Structured figure records
════════════════

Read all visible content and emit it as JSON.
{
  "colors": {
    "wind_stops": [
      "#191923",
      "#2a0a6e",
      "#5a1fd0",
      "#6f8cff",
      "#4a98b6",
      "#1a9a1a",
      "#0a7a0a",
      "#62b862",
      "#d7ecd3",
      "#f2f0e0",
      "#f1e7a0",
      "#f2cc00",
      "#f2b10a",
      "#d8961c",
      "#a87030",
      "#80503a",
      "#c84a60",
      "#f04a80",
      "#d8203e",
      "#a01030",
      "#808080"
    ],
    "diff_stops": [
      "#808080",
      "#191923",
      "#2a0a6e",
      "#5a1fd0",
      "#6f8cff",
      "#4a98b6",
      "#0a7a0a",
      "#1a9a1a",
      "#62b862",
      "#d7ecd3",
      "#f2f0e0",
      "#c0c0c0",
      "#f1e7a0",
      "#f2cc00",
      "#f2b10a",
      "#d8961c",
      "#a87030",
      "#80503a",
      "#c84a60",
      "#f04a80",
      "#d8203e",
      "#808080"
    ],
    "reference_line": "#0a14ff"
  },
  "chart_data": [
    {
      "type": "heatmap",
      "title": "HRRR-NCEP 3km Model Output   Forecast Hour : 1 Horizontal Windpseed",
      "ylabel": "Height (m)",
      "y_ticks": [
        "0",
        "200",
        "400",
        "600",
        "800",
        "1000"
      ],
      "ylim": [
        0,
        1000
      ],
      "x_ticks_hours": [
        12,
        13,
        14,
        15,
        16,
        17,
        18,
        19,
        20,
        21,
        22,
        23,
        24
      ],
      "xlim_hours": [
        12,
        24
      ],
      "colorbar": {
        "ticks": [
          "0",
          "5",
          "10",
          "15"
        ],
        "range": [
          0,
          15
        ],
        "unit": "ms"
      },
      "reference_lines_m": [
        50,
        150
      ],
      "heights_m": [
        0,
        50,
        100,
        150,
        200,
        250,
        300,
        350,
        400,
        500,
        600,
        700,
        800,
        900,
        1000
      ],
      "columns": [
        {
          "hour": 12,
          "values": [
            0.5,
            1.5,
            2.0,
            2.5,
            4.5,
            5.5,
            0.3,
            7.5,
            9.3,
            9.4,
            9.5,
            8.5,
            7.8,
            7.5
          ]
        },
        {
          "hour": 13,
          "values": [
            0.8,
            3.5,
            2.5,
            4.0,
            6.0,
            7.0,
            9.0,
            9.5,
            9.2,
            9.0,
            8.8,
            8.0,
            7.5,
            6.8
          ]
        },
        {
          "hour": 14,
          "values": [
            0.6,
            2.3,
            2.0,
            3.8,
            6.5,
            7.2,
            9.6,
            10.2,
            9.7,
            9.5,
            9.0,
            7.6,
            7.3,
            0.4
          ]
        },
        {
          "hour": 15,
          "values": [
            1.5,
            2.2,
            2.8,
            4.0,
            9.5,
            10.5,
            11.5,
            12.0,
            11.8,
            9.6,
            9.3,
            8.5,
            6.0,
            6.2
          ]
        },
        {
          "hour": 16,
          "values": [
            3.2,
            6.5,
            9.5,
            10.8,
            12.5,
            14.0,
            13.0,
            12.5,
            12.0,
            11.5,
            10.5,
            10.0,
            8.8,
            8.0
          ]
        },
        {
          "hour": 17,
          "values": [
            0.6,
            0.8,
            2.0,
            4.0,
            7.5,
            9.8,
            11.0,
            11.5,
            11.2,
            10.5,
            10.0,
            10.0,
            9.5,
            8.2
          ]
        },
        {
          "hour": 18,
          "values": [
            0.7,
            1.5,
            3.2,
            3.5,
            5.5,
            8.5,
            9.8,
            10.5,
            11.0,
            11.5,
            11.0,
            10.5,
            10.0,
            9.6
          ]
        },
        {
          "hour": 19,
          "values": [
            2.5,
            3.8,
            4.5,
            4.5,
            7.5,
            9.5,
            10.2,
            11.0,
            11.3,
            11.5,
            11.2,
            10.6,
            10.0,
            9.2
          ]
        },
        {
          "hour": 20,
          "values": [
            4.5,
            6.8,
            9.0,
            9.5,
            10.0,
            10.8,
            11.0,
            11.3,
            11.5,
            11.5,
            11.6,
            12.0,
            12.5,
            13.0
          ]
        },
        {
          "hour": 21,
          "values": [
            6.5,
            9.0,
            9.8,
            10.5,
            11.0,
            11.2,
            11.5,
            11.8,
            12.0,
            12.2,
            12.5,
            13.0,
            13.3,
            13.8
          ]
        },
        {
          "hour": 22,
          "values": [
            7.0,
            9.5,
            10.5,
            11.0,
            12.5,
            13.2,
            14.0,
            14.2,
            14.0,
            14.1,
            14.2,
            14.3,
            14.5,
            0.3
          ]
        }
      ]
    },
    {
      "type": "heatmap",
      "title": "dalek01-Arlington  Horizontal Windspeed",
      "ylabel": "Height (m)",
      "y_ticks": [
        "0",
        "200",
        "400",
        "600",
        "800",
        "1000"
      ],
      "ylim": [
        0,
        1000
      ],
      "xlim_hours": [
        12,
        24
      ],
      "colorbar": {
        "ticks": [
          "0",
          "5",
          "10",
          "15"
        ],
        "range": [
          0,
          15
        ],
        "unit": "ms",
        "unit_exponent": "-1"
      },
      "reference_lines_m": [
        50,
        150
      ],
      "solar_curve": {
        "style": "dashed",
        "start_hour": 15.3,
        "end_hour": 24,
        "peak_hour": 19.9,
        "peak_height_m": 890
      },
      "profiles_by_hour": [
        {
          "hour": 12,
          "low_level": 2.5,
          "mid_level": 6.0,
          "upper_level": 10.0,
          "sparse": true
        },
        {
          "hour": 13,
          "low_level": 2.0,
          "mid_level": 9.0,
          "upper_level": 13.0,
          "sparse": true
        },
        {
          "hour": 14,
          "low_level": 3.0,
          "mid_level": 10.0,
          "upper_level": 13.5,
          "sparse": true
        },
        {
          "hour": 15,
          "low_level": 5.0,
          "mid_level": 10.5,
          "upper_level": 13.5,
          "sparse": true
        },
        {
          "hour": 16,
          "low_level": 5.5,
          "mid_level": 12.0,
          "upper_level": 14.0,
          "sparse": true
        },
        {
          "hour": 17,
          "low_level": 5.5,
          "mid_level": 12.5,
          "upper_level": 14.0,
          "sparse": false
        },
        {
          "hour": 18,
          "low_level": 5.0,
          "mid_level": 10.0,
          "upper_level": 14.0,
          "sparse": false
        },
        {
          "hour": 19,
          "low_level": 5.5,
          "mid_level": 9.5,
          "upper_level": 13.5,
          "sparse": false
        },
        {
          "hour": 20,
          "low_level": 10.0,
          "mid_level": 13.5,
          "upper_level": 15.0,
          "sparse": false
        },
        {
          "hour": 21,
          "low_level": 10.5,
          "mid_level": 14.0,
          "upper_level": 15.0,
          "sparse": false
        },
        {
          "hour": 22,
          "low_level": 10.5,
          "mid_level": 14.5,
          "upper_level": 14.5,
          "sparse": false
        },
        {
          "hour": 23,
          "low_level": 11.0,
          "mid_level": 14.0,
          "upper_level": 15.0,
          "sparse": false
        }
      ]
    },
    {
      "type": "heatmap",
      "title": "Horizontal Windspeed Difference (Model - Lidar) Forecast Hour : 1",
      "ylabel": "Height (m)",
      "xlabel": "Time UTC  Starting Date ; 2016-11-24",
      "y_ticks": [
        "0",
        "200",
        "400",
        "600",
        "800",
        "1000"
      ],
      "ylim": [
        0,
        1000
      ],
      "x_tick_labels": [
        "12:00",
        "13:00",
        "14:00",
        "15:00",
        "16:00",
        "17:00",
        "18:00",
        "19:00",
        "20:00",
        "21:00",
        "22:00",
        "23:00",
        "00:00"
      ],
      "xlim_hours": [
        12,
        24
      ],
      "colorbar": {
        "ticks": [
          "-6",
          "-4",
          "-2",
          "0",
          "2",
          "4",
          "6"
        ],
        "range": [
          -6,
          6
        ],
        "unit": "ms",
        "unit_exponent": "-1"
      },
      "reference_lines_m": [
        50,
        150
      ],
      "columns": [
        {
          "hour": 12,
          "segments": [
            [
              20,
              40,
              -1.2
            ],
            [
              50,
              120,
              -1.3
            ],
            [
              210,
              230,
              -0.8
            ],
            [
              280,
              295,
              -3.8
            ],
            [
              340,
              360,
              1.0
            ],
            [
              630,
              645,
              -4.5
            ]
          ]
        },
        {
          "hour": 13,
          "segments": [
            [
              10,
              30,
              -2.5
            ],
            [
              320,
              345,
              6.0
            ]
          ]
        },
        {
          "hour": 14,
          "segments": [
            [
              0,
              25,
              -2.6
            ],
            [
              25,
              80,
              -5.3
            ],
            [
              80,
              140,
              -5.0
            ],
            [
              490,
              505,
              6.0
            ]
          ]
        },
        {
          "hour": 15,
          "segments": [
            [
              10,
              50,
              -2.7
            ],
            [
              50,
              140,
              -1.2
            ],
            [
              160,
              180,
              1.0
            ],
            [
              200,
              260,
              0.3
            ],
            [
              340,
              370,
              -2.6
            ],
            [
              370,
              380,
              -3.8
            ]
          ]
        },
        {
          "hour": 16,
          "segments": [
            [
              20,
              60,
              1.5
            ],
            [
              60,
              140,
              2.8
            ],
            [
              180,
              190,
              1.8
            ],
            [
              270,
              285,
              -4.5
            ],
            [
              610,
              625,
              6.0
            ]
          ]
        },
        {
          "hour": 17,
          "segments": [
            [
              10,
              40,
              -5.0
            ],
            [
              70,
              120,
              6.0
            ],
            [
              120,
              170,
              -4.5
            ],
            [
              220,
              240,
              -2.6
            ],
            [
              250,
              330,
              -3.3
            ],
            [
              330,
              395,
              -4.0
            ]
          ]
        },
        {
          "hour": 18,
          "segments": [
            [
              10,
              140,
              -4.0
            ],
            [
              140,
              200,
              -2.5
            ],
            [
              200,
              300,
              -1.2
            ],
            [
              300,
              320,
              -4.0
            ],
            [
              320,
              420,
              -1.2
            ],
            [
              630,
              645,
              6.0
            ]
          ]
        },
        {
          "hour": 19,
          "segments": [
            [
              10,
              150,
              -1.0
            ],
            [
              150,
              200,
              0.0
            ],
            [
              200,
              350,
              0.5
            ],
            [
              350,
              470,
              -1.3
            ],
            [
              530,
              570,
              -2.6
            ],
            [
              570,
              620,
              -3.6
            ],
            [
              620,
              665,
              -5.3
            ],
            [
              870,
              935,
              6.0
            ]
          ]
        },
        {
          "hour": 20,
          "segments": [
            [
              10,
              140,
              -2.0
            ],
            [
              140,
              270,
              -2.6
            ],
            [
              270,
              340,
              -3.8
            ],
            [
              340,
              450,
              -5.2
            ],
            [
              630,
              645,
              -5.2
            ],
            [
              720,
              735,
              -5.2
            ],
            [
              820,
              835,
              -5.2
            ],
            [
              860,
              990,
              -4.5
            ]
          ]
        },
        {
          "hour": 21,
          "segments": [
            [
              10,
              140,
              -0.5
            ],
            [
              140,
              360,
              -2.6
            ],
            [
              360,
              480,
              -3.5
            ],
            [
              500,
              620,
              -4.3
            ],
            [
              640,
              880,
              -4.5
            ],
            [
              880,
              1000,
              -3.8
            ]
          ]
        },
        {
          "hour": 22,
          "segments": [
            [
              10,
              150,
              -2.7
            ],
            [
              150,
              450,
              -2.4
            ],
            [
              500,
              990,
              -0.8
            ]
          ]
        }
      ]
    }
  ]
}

════════════════

From the entries above, copy out every line where the string "Model" appears.

** Response to this exercise **
      "title": "HRRR-NCEP 3km Model Output   Forecast Hour : 1 Horizontal Windpseed",
      "title": "Horizontal Windspeed Difference (Model - Lidar) Forecast Hour : 1",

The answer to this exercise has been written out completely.